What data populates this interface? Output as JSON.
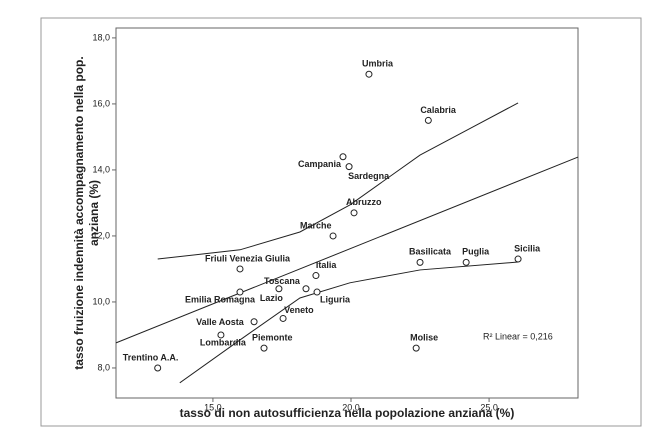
{
  "chart_data": {
    "type": "scatter",
    "xlabel": "tasso di non autosufficienza nella popolazione anziana (%)",
    "ylabel": [
      "tasso fruizione indennità accompagnamento nella pop.",
      "anziana (%)"
    ],
    "annotation": "R² Linear = 0,216",
    "point_labels": [
      "Umbria",
      "Calabria",
      "Campania",
      "Sardegna",
      "Abruzzo",
      "Marche",
      "Friuli Venezia Giulia",
      "Basilicata",
      "Puglia",
      "Sicilia",
      "Italia",
      "Toscana",
      "Lazio",
      "Emilia Romagna",
      "Liguria",
      "Veneto",
      "Valle Aosta",
      "Lombardia",
      "Piemonte",
      "Trentino A.A.",
      "Molise"
    ],
    "x": [
      20.65,
      22.8,
      19.71,
      19.93,
      20.11,
      19.35,
      15.98,
      22.5,
      24.17,
      26.05,
      18.73,
      18.37,
      17.39,
      15.98,
      18.77,
      17.54,
      16.49,
      15.29,
      16.85,
      13.0,
      22.36
    ],
    "y": [
      16.9,
      15.5,
      14.4,
      14.1,
      12.7,
      12.0,
      11.0,
      11.2,
      11.2,
      11.3,
      10.8,
      10.4,
      10.4,
      10.3,
      10.3,
      9.5,
      9.4,
      9.0,
      8.6,
      8.0,
      8.6
    ],
    "fit": {
      "x": [
        11.49,
        28.22
      ],
      "y": [
        8.76,
        14.39
      ]
    },
    "ci_upper": {
      "x": [
        13.0,
        15.98,
        18.15,
        19.96,
        22.5,
        26.05
      ],
      "y": [
        11.3,
        11.58,
        12.12,
        12.94,
        14.45,
        16.03
      ]
    },
    "ci_lower": {
      "x": [
        13.8,
        15.98,
        18.15,
        19.96,
        22.5,
        26.05
      ],
      "y": [
        7.55,
        8.85,
        10.12,
        10.58,
        10.97,
        11.21
      ]
    },
    "xlim": [
      11.49,
      28.22
    ],
    "ylim": [
      7.09,
      18.3
    ],
    "xticks": [
      {
        "value": 15,
        "label": "15,0"
      },
      {
        "value": 20,
        "label": "20,0"
      },
      {
        "value": 25,
        "label": "25,0"
      }
    ],
    "yticks": [
      {
        "value": 8,
        "label": "8,0"
      },
      {
        "value": 10,
        "label": "10,0"
      },
      {
        "value": 12,
        "label": "12,0"
      },
      {
        "value": 14,
        "label": "14,0"
      },
      {
        "value": 16,
        "label": "16,0"
      },
      {
        "value": 18,
        "label": "18,0"
      }
    ],
    "color": "#222222"
  }
}
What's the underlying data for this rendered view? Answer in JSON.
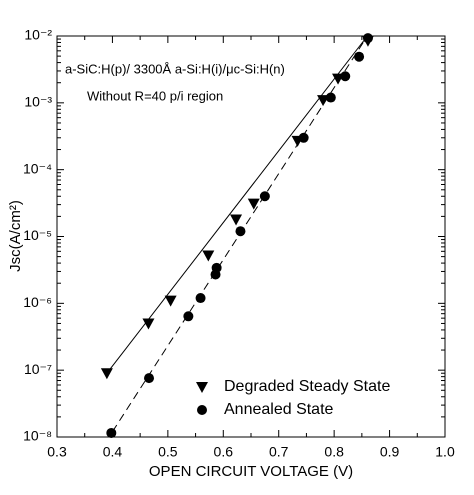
{
  "chart_data": {
    "type": "scatter",
    "x_label": "OPEN CIRCUIT VOLTAGE (V)",
    "y_label": "Jsc(A/cm²)",
    "annotations": [
      "a-SiC:H(p)/ 3300Å  a-Si:H(i)/μc-Si:H(n)",
      "Without R=40 p/i region"
    ],
    "xlim": [
      0.3,
      1.0
    ],
    "xticks": [
      0.3,
      0.4,
      0.5,
      0.6,
      0.7,
      0.8,
      0.9,
      {
        "value": 1,
        "label": "1.0"
      }
    ],
    "ylim": [
      1e-08,
      0.01
    ],
    "yticks": [
      {
        "value": 1e-08,
        "label": "10⁻⁸"
      },
      {
        "value": 1e-07,
        "label": "10⁻⁷"
      },
      {
        "value": 1e-06,
        "label": "10⁻⁶"
      },
      {
        "value": 1e-05,
        "label": "10⁻⁵"
      },
      {
        "value": 0.0001,
        "label": "10⁻⁴"
      },
      {
        "value": 0.001,
        "label": "10⁻³"
      },
      {
        "value": 0.01,
        "label": "10⁻²"
      }
    ],
    "y_scale": "log",
    "legend": "bottom-right",
    "series": [
      {
        "name": "Degraded Steady State",
        "color": "#000000",
        "marker": "triangle-down",
        "fit_style": "solid",
        "x": [
          0.39,
          0.465,
          0.505,
          0.573,
          0.623,
          0.655,
          0.734,
          0.78,
          0.807,
          0.861
        ],
        "values": [
          9e-08,
          5e-07,
          1.1e-06,
          5.2e-06,
          1.8e-05,
          3.1e-05,
          0.00027,
          0.0011,
          0.0023,
          0.0085
        ],
        "fit": {
          "x": [
            0.39,
            0.86
          ],
          "y": [
            9e-08,
            0.01
          ]
        }
      },
      {
        "name": "Annealed State",
        "color": "#000000",
        "marker": "circle",
        "fit_style": "dashed",
        "x": [
          0.398,
          0.466,
          0.537,
          0.559,
          0.586,
          0.588,
          0.631,
          0.675,
          0.745,
          0.794,
          0.82,
          0.845,
          0.861
        ],
        "values": [
          1.15e-08,
          7.6e-08,
          6.4e-07,
          1.2e-06,
          2.7e-06,
          3.4e-06,
          1.2e-05,
          4e-05,
          0.0003,
          0.0012,
          0.0025,
          0.0049,
          0.0093
        ],
        "fit": {
          "x": [
            0.4,
            0.86
          ],
          "y": [
            1.2e-08,
            0.01
          ]
        }
      }
    ]
  }
}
◆ ◆ ◆
OBJECTIVE. Without the pictures, write out the whole listing above exactly as it appears.

RESPONSE TO THE TASK.
What data populates this interface? Output as JSON.
{
  "chart_data": {
    "type": "scatter",
    "xlabel": "tasso di non autosufficienza nella popolazione anziana (%)",
    "ylabel": [
      "tasso fruizione indennità accompagnamento nella pop.",
      "anziana (%)"
    ],
    "annotation": "R² Linear = 0,216",
    "point_labels": [
      "Umbria",
      "Calabria",
      "Campania",
      "Sardegna",
      "Abruzzo",
      "Marche",
      "Friuli Venezia Giulia",
      "Basilicata",
      "Puglia",
      "Sicilia",
      "Italia",
      "Toscana",
      "Lazio",
      "Emilia Romagna",
      "Liguria",
      "Veneto",
      "Valle Aosta",
      "Lombardia",
      "Piemonte",
      "Trentino A.A.",
      "Molise"
    ],
    "x": [
      20.65,
      22.8,
      19.71,
      19.93,
      20.11,
      19.35,
      15.98,
      22.5,
      24.17,
      26.05,
      18.73,
      18.37,
      17.39,
      15.98,
      18.77,
      17.54,
      16.49,
      15.29,
      16.85,
      13.0,
      22.36
    ],
    "y": [
      16.9,
      15.5,
      14.4,
      14.1,
      12.7,
      12.0,
      11.0,
      11.2,
      11.2,
      11.3,
      10.8,
      10.4,
      10.4,
      10.3,
      10.3,
      9.5,
      9.4,
      9.0,
      8.6,
      8.0,
      8.6
    ],
    "fit": {
      "x": [
        11.49,
        28.22
      ],
      "y": [
        8.76,
        14.39
      ]
    },
    "ci_upper": {
      "x": [
        13.0,
        15.98,
        18.15,
        19.96,
        22.5,
        26.05
      ],
      "y": [
        11.3,
        11.58,
        12.12,
        12.94,
        14.45,
        16.03
      ]
    },
    "ci_lower": {
      "x": [
        13.8,
        15.98,
        18.15,
        19.96,
        22.5,
        26.05
      ],
      "y": [
        7.55,
        8.85,
        10.12,
        10.58,
        10.97,
        11.21
      ]
    },
    "xlim": [
      11.49,
      28.22
    ],
    "ylim": [
      7.09,
      18.3
    ],
    "xticks": [
      {
        "value": 15,
        "label": "15,0"
      },
      {
        "value": 20,
        "label": "20,0"
      },
      {
        "value": 25,
        "label": "25,0"
      }
    ],
    "yticks": [
      {
        "value": 8,
        "label": "8,0"
      },
      {
        "value": 10,
        "label": "10,0"
      },
      {
        "value": 12,
        "label": "12,0"
      },
      {
        "value": 14,
        "label": "14,0"
      },
      {
        "value": 16,
        "label": "16,0"
      },
      {
        "value": 18,
        "label": "18,0"
      }
    ],
    "color": "#222222"
  }
}
What's the underlying data for this rendered view? Answer in JSON.
{
  "chart_data": {
    "type": "scatter",
    "x_label": "OPEN CIRCUIT VOLTAGE (V)",
    "y_label": "Jsc(A/cm²)",
    "annotations": [
      "a-SiC:H(p)/ 3300Å  a-Si:H(i)/μc-Si:H(n)",
      "Without R=40 p/i region"
    ],
    "xlim": [
      0.3,
      1.0
    ],
    "xticks": [
      0.3,
      0.4,
      0.5,
      0.6,
      0.7,
      0.8,
      0.9,
      {
        "value": 1,
        "label": "1.0"
      }
    ],
    "ylim": [
      1e-08,
      0.01
    ],
    "yticks": [
      {
        "value": 1e-08,
        "label": "10⁻⁸"
      },
      {
        "value": 1e-07,
        "label": "10⁻⁷"
      },
      {
        "value": 1e-06,
        "label": "10⁻⁶"
      },
      {
        "value": 1e-05,
        "label": "10⁻⁵"
      },
      {
        "value": 0.0001,
        "label": "10⁻⁴"
      },
      {
        "value": 0.001,
        "label": "10⁻³"
      },
      {
        "value": 0.01,
        "label": "10⁻²"
      }
    ],
    "y_scale": "log",
    "legend": "bottom-right",
    "series": [
      {
        "name": "Degraded Steady State",
        "color": "#000000",
        "marker": "triangle-down",
        "fit_style": "solid",
        "x": [
          0.39,
          0.465,
          0.505,
          0.573,
          0.623,
          0.655,
          0.734,
          0.78,
          0.807,
          0.861
        ],
        "values": [
          9e-08,
          5e-07,
          1.1e-06,
          5.2e-06,
          1.8e-05,
          3.1e-05,
          0.00027,
          0.0011,
          0.0023,
          0.0085
        ],
        "fit": {
          "x": [
            0.39,
            0.86
          ],
          "y": [
            9e-08,
            0.01
          ]
        }
      },
      {
        "name": "Annealed State",
        "color": "#000000",
        "marker": "circle",
        "fit_style": "dashed",
        "x": [
          0.398,
          0.466,
          0.537,
          0.559,
          0.586,
          0.588,
          0.631,
          0.675,
          0.745,
          0.794,
          0.82,
          0.845,
          0.861
        ],
        "values": [
          1.15e-08,
          7.6e-08,
          6.4e-07,
          1.2e-06,
          2.7e-06,
          3.4e-06,
          1.2e-05,
          4e-05,
          0.0003,
          0.0012,
          0.0025,
          0.0049,
          0.0093
        ],
        "fit": {
          "x": [
            0.4,
            0.86
          ],
          "y": [
            1.2e-08,
            0.01
          ]
        }
      }
    ]
  }
}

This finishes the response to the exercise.